§ Task to complete
With pictures removed, output every record below exactly as written.
##### Supplied data
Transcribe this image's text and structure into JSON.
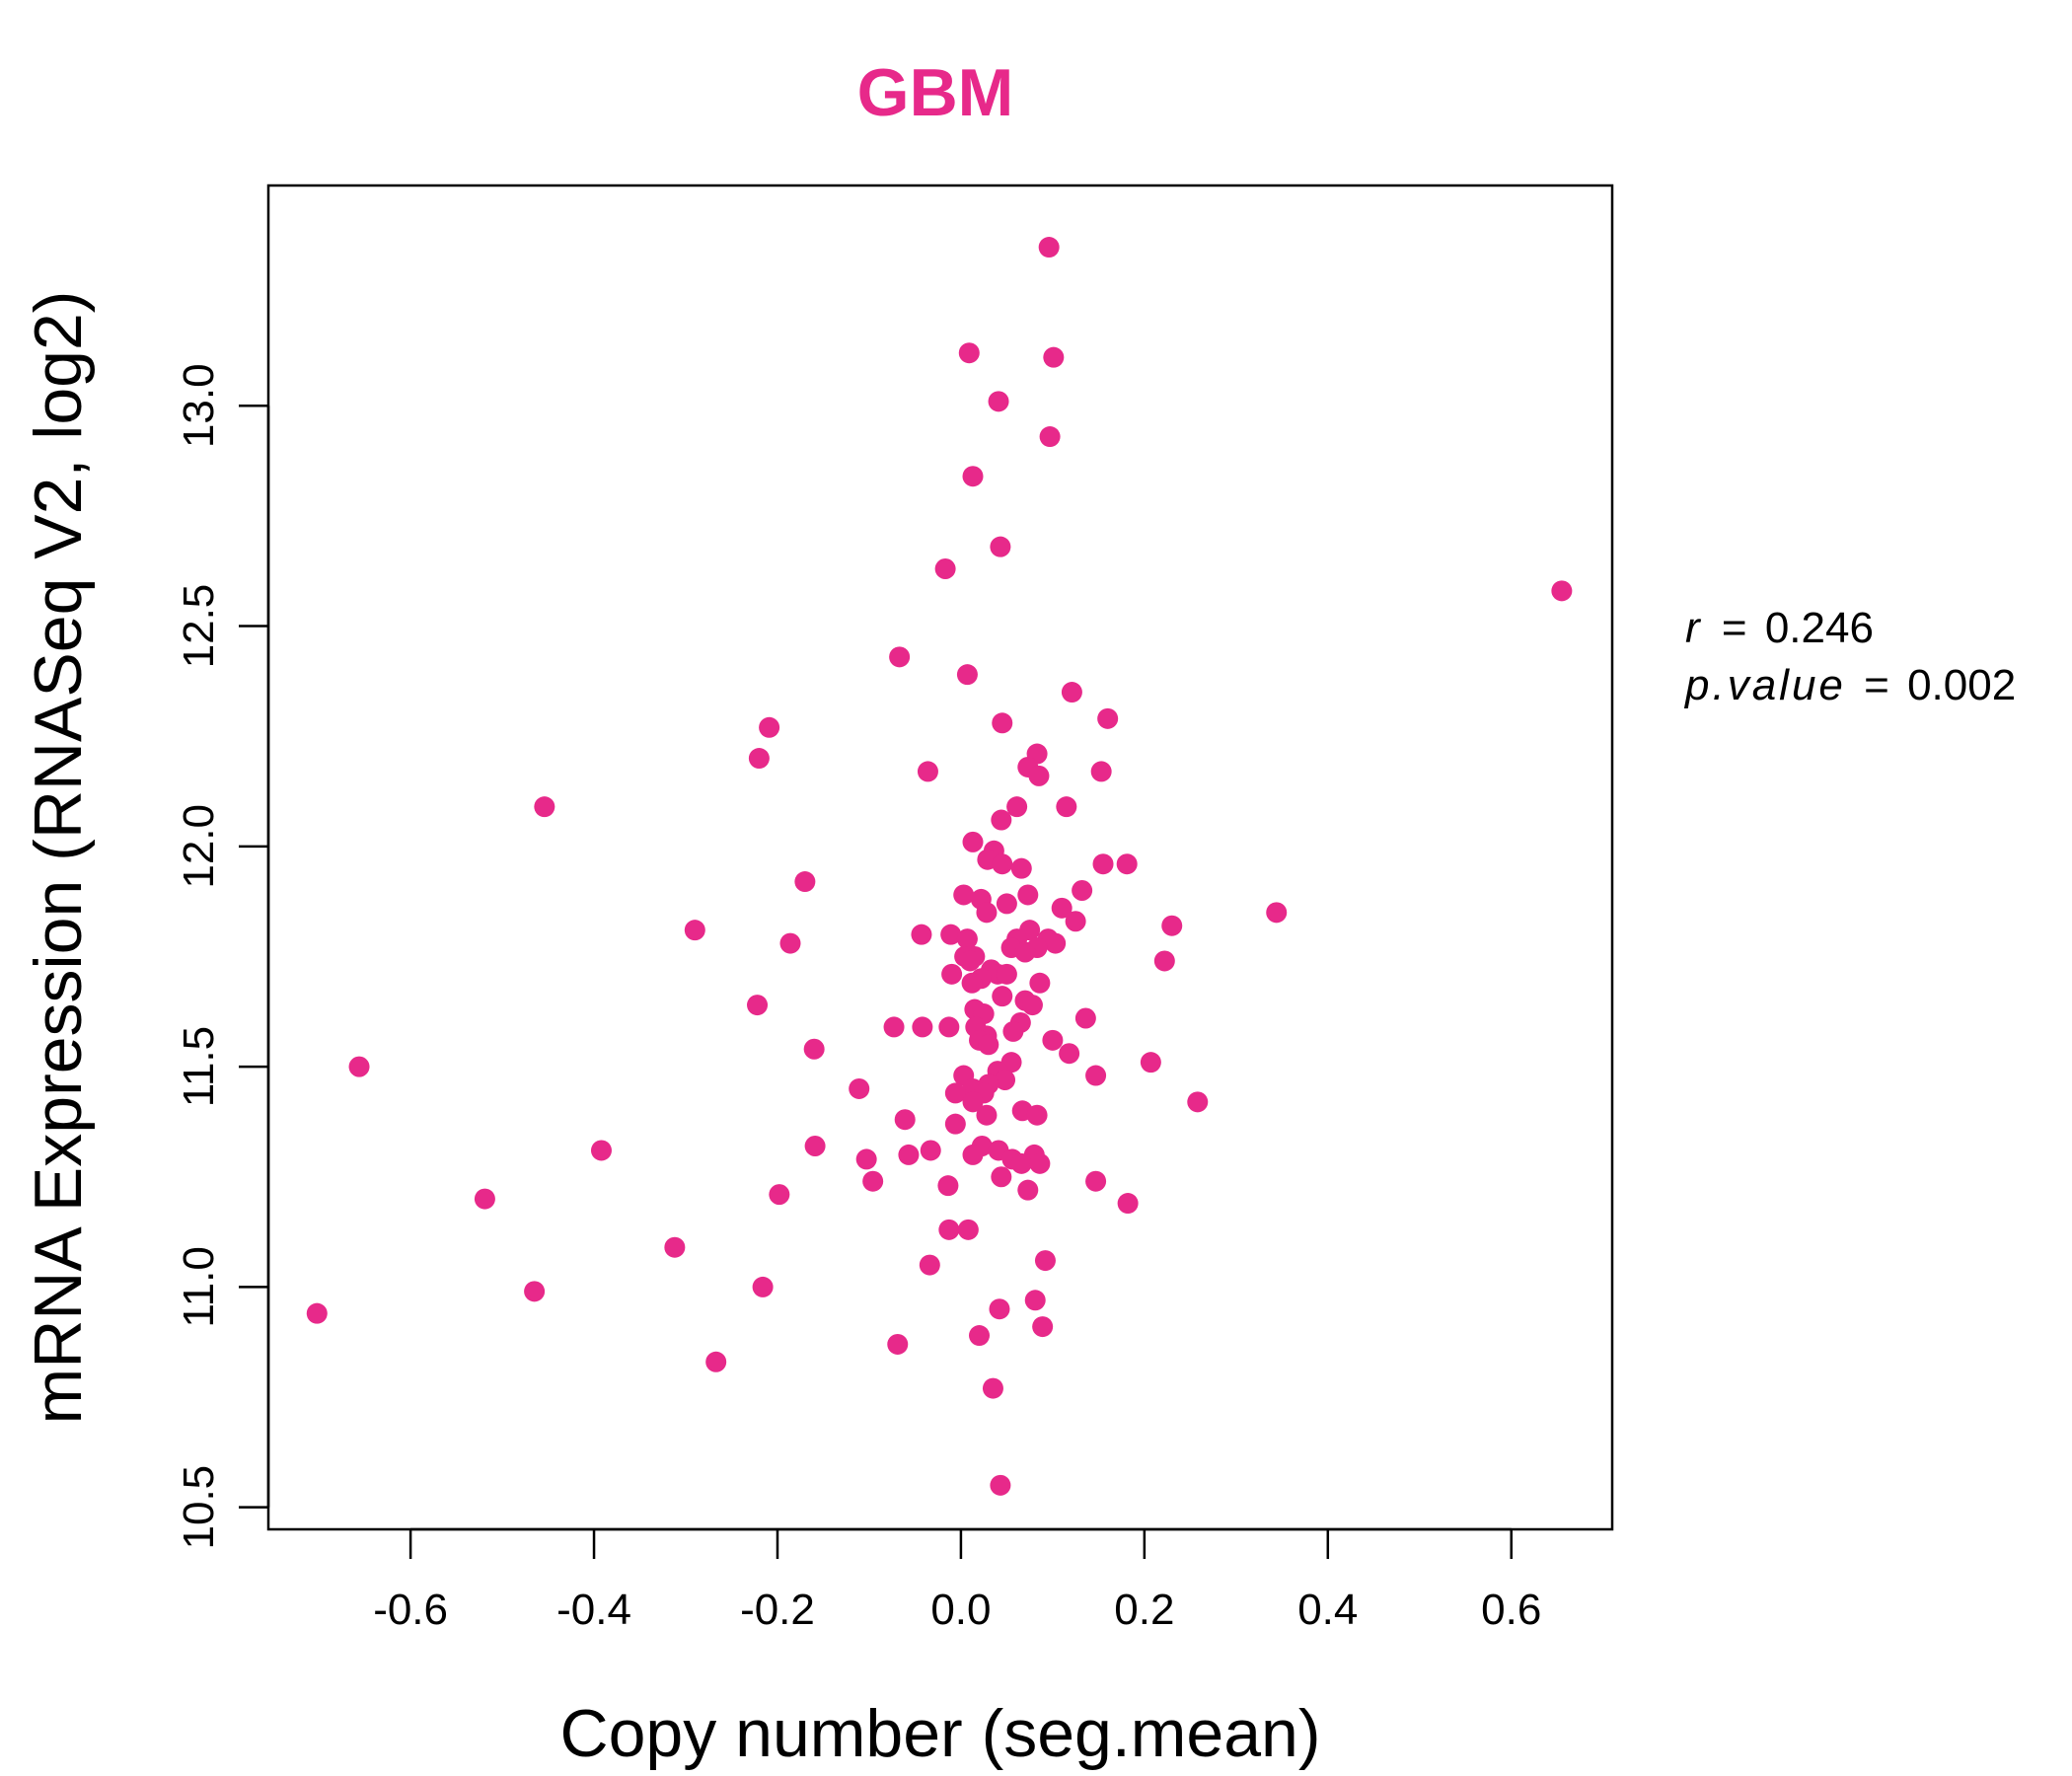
{
  "chart_data": {
    "type": "scatter",
    "title": "GBM",
    "xlabel": "Copy number (seg.mean)",
    "ylabel": "mRNA Expression (RNASeq V2, log2)",
    "xlim": [
      -0.755,
      0.71
    ],
    "ylim": [
      10.45,
      13.5
    ],
    "x_ticks": [
      -0.6,
      -0.4,
      -0.2,
      0.0,
      0.2,
      0.4,
      0.6
    ],
    "x_tick_labels": [
      "-0.6",
      "-0.4",
      "-0.2",
      "0.0",
      "0.2",
      "0.4",
      "0.6"
    ],
    "y_ticks": [
      10.5,
      11.0,
      11.5,
      12.0,
      12.5,
      13.0
    ],
    "y_tick_labels": [
      "10.5",
      "11.0",
      "11.5",
      "12.0",
      "12.5",
      "13.0"
    ],
    "grid": false,
    "point_color": "#E7298A",
    "annotation": {
      "r_label": "r",
      "r_value": "0.246",
      "p_label": "p.value",
      "p_value": "0.002",
      "equals": "="
    },
    "points": [
      [
        0.096,
        13.36
      ],
      [
        0.009,
        13.12
      ],
      [
        0.101,
        13.11
      ],
      [
        0.041,
        13.01
      ],
      [
        0.097,
        12.93
      ],
      [
        0.013,
        12.84
      ],
      [
        0.043,
        12.68
      ],
      [
        -0.017,
        12.63
      ],
      [
        0.655,
        12.58
      ],
      [
        -0.067,
        12.43
      ],
      [
        0.007,
        12.39
      ],
      [
        0.121,
        12.35
      ],
      [
        -0.209,
        12.27
      ],
      [
        0.16,
        12.29
      ],
      [
        0.045,
        12.28
      ],
      [
        -0.22,
        12.2
      ],
      [
        0.083,
        12.21
      ],
      [
        0.073,
        12.18
      ],
      [
        0.085,
        12.16
      ],
      [
        0.153,
        12.17
      ],
      [
        -0.036,
        12.17
      ],
      [
        -0.454,
        12.09
      ],
      [
        0.115,
        12.09
      ],
      [
        0.061,
        12.09
      ],
      [
        0.044,
        12.06
      ],
      [
        0.013,
        12.01
      ],
      [
        0.036,
        11.99
      ],
      [
        0.029,
        11.97
      ],
      [
        0.045,
        11.96
      ],
      [
        0.066,
        11.95
      ],
      [
        0.155,
        11.96
      ],
      [
        0.181,
        11.96
      ],
      [
        -0.17,
        11.92
      ],
      [
        0.003,
        11.89
      ],
      [
        0.132,
        11.9
      ],
      [
        0.022,
        11.88
      ],
      [
        0.073,
        11.89
      ],
      [
        0.05,
        11.87
      ],
      [
        0.11,
        11.86
      ],
      [
        0.028,
        11.85
      ],
      [
        0.344,
        11.85
      ],
      [
        0.125,
        11.83
      ],
      [
        0.23,
        11.82
      ],
      [
        -0.29,
        11.81
      ],
      [
        0.075,
        11.81
      ],
      [
        -0.043,
        11.8
      ],
      [
        -0.011,
        11.8
      ],
      [
        0.007,
        11.79
      ],
      [
        0.061,
        11.79
      ],
      [
        0.095,
        11.79
      ],
      [
        -0.186,
        11.78
      ],
      [
        0.103,
        11.78
      ],
      [
        0.055,
        11.77
      ],
      [
        0.083,
        11.77
      ],
      [
        0.07,
        11.76
      ],
      [
        0.015,
        11.75
      ],
      [
        0.004,
        11.75
      ],
      [
        0.01,
        11.74
      ],
      [
        0.222,
        11.74
      ],
      [
        0.033,
        11.72
      ],
      [
        0.04,
        11.71
      ],
      [
        -0.01,
        11.71
      ],
      [
        0.05,
        11.71
      ],
      [
        0.022,
        11.7
      ],
      [
        0.012,
        11.69
      ],
      [
        0.086,
        11.69
      ],
      [
        0.045,
        11.66
      ],
      [
        0.07,
        11.65
      ],
      [
        0.078,
        11.64
      ],
      [
        0.015,
        11.63
      ],
      [
        0.025,
        11.62
      ],
      [
        -0.222,
        11.64
      ],
      [
        0.136,
        11.61
      ],
      [
        0.065,
        11.6
      ],
      [
        -0.073,
        11.59
      ],
      [
        -0.042,
        11.59
      ],
      [
        -0.013,
        11.59
      ],
      [
        0.016,
        11.59
      ],
      [
        0.057,
        11.58
      ],
      [
        0.028,
        11.57
      ],
      [
        0.02,
        11.56
      ],
      [
        0.1,
        11.56
      ],
      [
        0.03,
        11.55
      ],
      [
        -0.16,
        11.54
      ],
      [
        0.118,
        11.53
      ],
      [
        0.207,
        11.51
      ],
      [
        0.055,
        11.51
      ],
      [
        -0.656,
        11.5
      ],
      [
        0.04,
        11.49
      ],
      [
        0.003,
        11.48
      ],
      [
        0.147,
        11.48
      ],
      [
        0.048,
        11.47
      ],
      [
        0.03,
        11.46
      ],
      [
        0.013,
        11.45
      ],
      [
        -0.111,
        11.45
      ],
      [
        0.025,
        11.44
      ],
      [
        -0.006,
        11.44
      ],
      [
        0.013,
        11.42
      ],
      [
        0.258,
        11.42
      ],
      [
        0.067,
        11.4
      ],
      [
        0.028,
        11.39
      ],
      [
        0.083,
        11.39
      ],
      [
        -0.061,
        11.38
      ],
      [
        -0.006,
        11.37
      ],
      [
        -0.159,
        11.32
      ],
      [
        0.023,
        11.32
      ],
      [
        0.041,
        11.31
      ],
      [
        -0.392,
        11.31
      ],
      [
        0.013,
        11.3
      ],
      [
        -0.057,
        11.3
      ],
      [
        -0.033,
        11.31
      ],
      [
        0.08,
        11.3
      ],
      [
        -0.103,
        11.29
      ],
      [
        0.056,
        11.29
      ],
      [
        0.066,
        11.28
      ],
      [
        0.086,
        11.28
      ],
      [
        0.044,
        11.25
      ],
      [
        -0.096,
        11.24
      ],
      [
        0.147,
        11.24
      ],
      [
        -0.014,
        11.23
      ],
      [
        0.073,
        11.22
      ],
      [
        -0.198,
        11.21
      ],
      [
        -0.519,
        11.2
      ],
      [
        0.182,
        11.19
      ],
      [
        -0.013,
        11.13
      ],
      [
        0.008,
        11.13
      ],
      [
        -0.312,
        11.09
      ],
      [
        0.092,
        11.06
      ],
      [
        -0.034,
        11.05
      ],
      [
        -0.216,
        11.0
      ],
      [
        -0.465,
        10.99
      ],
      [
        0.081,
        10.97
      ],
      [
        0.042,
        10.95
      ],
      [
        -0.702,
        10.94
      ],
      [
        0.089,
        10.91
      ],
      [
        0.02,
        10.89
      ],
      [
        -0.069,
        10.87
      ],
      [
        -0.267,
        10.83
      ],
      [
        0.035,
        10.77
      ],
      [
        0.043,
        10.55
      ]
    ]
  }
}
##########
§ Written reply
Transcribe this image's text and structure into JSON.
{
  "chart_data": {
    "type": "scatter",
    "title": "GBM",
    "xlabel": "Copy number (seg.mean)",
    "ylabel": "mRNA Expression (RNASeq V2, log2)",
    "xlim": [
      -0.755,
      0.71
    ],
    "ylim": [
      10.45,
      13.5
    ],
    "x_ticks": [
      -0.6,
      -0.4,
      -0.2,
      0.0,
      0.2,
      0.4,
      0.6
    ],
    "x_tick_labels": [
      "-0.6",
      "-0.4",
      "-0.2",
      "0.0",
      "0.2",
      "0.4",
      "0.6"
    ],
    "y_ticks": [
      10.5,
      11.0,
      11.5,
      12.0,
      12.5,
      13.0
    ],
    "y_tick_labels": [
      "10.5",
      "11.0",
      "11.5",
      "12.0",
      "12.5",
      "13.0"
    ],
    "grid": false,
    "point_color": "#E7298A",
    "annotation": {
      "r_label": "r",
      "r_value": "0.246",
      "p_label": "p.value",
      "p_value": "0.002",
      "equals": "="
    },
    "points": [
      [
        0.096,
        13.36
      ],
      [
        0.009,
        13.12
      ],
      [
        0.101,
        13.11
      ],
      [
        0.041,
        13.01
      ],
      [
        0.097,
        12.93
      ],
      [
        0.013,
        12.84
      ],
      [
        0.043,
        12.68
      ],
      [
        -0.017,
        12.63
      ],
      [
        0.655,
        12.58
      ],
      [
        -0.067,
        12.43
      ],
      [
        0.007,
        12.39
      ],
      [
        0.121,
        12.35
      ],
      [
        -0.209,
        12.27
      ],
      [
        0.16,
        12.29
      ],
      [
        0.045,
        12.28
      ],
      [
        -0.22,
        12.2
      ],
      [
        0.083,
        12.21
      ],
      [
        0.073,
        12.18
      ],
      [
        0.085,
        12.16
      ],
      [
        0.153,
        12.17
      ],
      [
        -0.036,
        12.17
      ],
      [
        -0.454,
        12.09
      ],
      [
        0.115,
        12.09
      ],
      [
        0.061,
        12.09
      ],
      [
        0.044,
        12.06
      ],
      [
        0.013,
        12.01
      ],
      [
        0.036,
        11.99
      ],
      [
        0.029,
        11.97
      ],
      [
        0.045,
        11.96
      ],
      [
        0.066,
        11.95
      ],
      [
        0.155,
        11.96
      ],
      [
        0.181,
        11.96
      ],
      [
        -0.17,
        11.92
      ],
      [
        0.003,
        11.89
      ],
      [
        0.132,
        11.9
      ],
      [
        0.022,
        11.88
      ],
      [
        0.073,
        11.89
      ],
      [
        0.05,
        11.87
      ],
      [
        0.11,
        11.86
      ],
      [
        0.028,
        11.85
      ],
      [
        0.344,
        11.85
      ],
      [
        0.125,
        11.83
      ],
      [
        0.23,
        11.82
      ],
      [
        -0.29,
        11.81
      ],
      [
        0.075,
        11.81
      ],
      [
        -0.043,
        11.8
      ],
      [
        -0.011,
        11.8
      ],
      [
        0.007,
        11.79
      ],
      [
        0.061,
        11.79
      ],
      [
        0.095,
        11.79
      ],
      [
        -0.186,
        11.78
      ],
      [
        0.103,
        11.78
      ],
      [
        0.055,
        11.77
      ],
      [
        0.083,
        11.77
      ],
      [
        0.07,
        11.76
      ],
      [
        0.015,
        11.75
      ],
      [
        0.004,
        11.75
      ],
      [
        0.01,
        11.74
      ],
      [
        0.222,
        11.74
      ],
      [
        0.033,
        11.72
      ],
      [
        0.04,
        11.71
      ],
      [
        -0.01,
        11.71
      ],
      [
        0.05,
        11.71
      ],
      [
        0.022,
        11.7
      ],
      [
        0.012,
        11.69
      ],
      [
        0.086,
        11.69
      ],
      [
        0.045,
        11.66
      ],
      [
        0.07,
        11.65
      ],
      [
        0.078,
        11.64
      ],
      [
        0.015,
        11.63
      ],
      [
        0.025,
        11.62
      ],
      [
        -0.222,
        11.64
      ],
      [
        0.136,
        11.61
      ],
      [
        0.065,
        11.6
      ],
      [
        -0.073,
        11.59
      ],
      [
        -0.042,
        11.59
      ],
      [
        -0.013,
        11.59
      ],
      [
        0.016,
        11.59
      ],
      [
        0.057,
        11.58
      ],
      [
        0.028,
        11.57
      ],
      [
        0.02,
        11.56
      ],
      [
        0.1,
        11.56
      ],
      [
        0.03,
        11.55
      ],
      [
        -0.16,
        11.54
      ],
      [
        0.118,
        11.53
      ],
      [
        0.207,
        11.51
      ],
      [
        0.055,
        11.51
      ],
      [
        -0.656,
        11.5
      ],
      [
        0.04,
        11.49
      ],
      [
        0.003,
        11.48
      ],
      [
        0.147,
        11.48
      ],
      [
        0.048,
        11.47
      ],
      [
        0.03,
        11.46
      ],
      [
        0.013,
        11.45
      ],
      [
        -0.111,
        11.45
      ],
      [
        0.025,
        11.44
      ],
      [
        -0.006,
        11.44
      ],
      [
        0.013,
        11.42
      ],
      [
        0.258,
        11.42
      ],
      [
        0.067,
        11.4
      ],
      [
        0.028,
        11.39
      ],
      [
        0.083,
        11.39
      ],
      [
        -0.061,
        11.38
      ],
      [
        -0.006,
        11.37
      ],
      [
        -0.159,
        11.32
      ],
      [
        0.023,
        11.32
      ],
      [
        0.041,
        11.31
      ],
      [
        -0.392,
        11.31
      ],
      [
        0.013,
        11.3
      ],
      [
        -0.057,
        11.3
      ],
      [
        -0.033,
        11.31
      ],
      [
        0.08,
        11.3
      ],
      [
        -0.103,
        11.29
      ],
      [
        0.056,
        11.29
      ],
      [
        0.066,
        11.28
      ],
      [
        0.086,
        11.28
      ],
      [
        0.044,
        11.25
      ],
      [
        -0.096,
        11.24
      ],
      [
        0.147,
        11.24
      ],
      [
        -0.014,
        11.23
      ],
      [
        0.073,
        11.22
      ],
      [
        -0.198,
        11.21
      ],
      [
        -0.519,
        11.2
      ],
      [
        0.182,
        11.19
      ],
      [
        -0.013,
        11.13
      ],
      [
        0.008,
        11.13
      ],
      [
        -0.312,
        11.09
      ],
      [
        0.092,
        11.06
      ],
      [
        -0.034,
        11.05
      ],
      [
        -0.216,
        11.0
      ],
      [
        -0.465,
        10.99
      ],
      [
        0.081,
        10.97
      ],
      [
        0.042,
        10.95
      ],
      [
        -0.702,
        10.94
      ],
      [
        0.089,
        10.91
      ],
      [
        0.02,
        10.89
      ],
      [
        -0.069,
        10.87
      ],
      [
        -0.267,
        10.83
      ],
      [
        0.035,
        10.77
      ],
      [
        0.043,
        10.55
      ]
    ]
  }
}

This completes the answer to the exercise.